= The exercise =
Reproduce the full listing below unchanged, apart from the pictures.

= Stored data =
——

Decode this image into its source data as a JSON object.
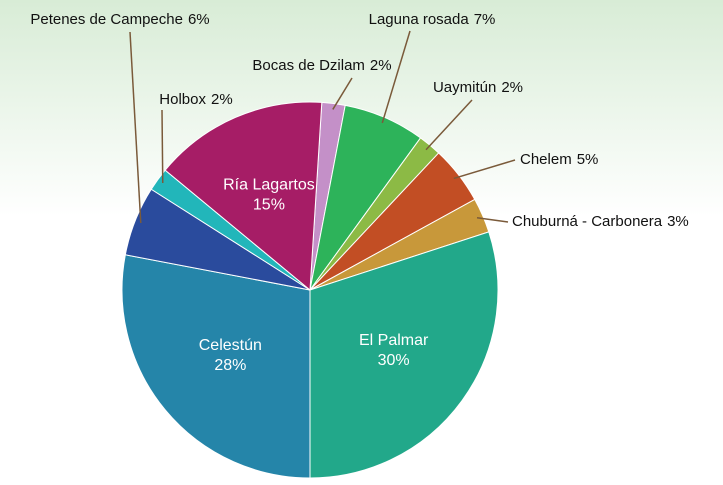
{
  "chart_data": {
    "type": "pie",
    "categories": [
      "Bocas de Dzilam",
      "Laguna rosada",
      "Uaymitún",
      "Chelem",
      "Chuburná - Carbonera",
      "El Palmar",
      "Celestún",
      "Petenes de Campeche",
      "Holbox",
      "Ría Lagartos"
    ],
    "values": [
      2,
      7,
      2,
      5,
      3,
      30,
      28,
      6,
      2,
      15
    ],
    "value_labels": [
      "2%",
      "7%",
      "2%",
      "5%",
      "3%",
      "30%",
      "28%",
      "6%",
      "2%",
      "15%"
    ],
    "colors": [
      "#c490c8",
      "#2db35a",
      "#8cba45",
      "#c24e24",
      "#c8983a",
      "#22a88a",
      "#2585a9",
      "#2a4b9d",
      "#22b6ba",
      "#a61d66"
    ]
  }
}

——

= The solution =
Decode this image into its source data as a JSON object.
{
  "chart_data": {
    "type": "pie",
    "categories": [
      "Bocas de Dzilam",
      "Laguna rosada",
      "Uaymitún",
      "Chelem",
      "Chuburná - Carbonera",
      "El Palmar",
      "Celestún",
      "Petenes de Campeche",
      "Holbox",
      "Ría Lagartos"
    ],
    "values": [
      2,
      7,
      2,
      5,
      3,
      30,
      28,
      6,
      2,
      15
    ],
    "value_labels": [
      "2%",
      "7%",
      "2%",
      "5%",
      "3%",
      "30%",
      "28%",
      "6%",
      "2%",
      "15%"
    ],
    "colors": [
      "#c490c8",
      "#2db35a",
      "#8cba45",
      "#c24e24",
      "#c8983a",
      "#22a88a",
      "#2585a9",
      "#2a4b9d",
      "#22b6ba",
      "#a61d66"
    ]
  }
}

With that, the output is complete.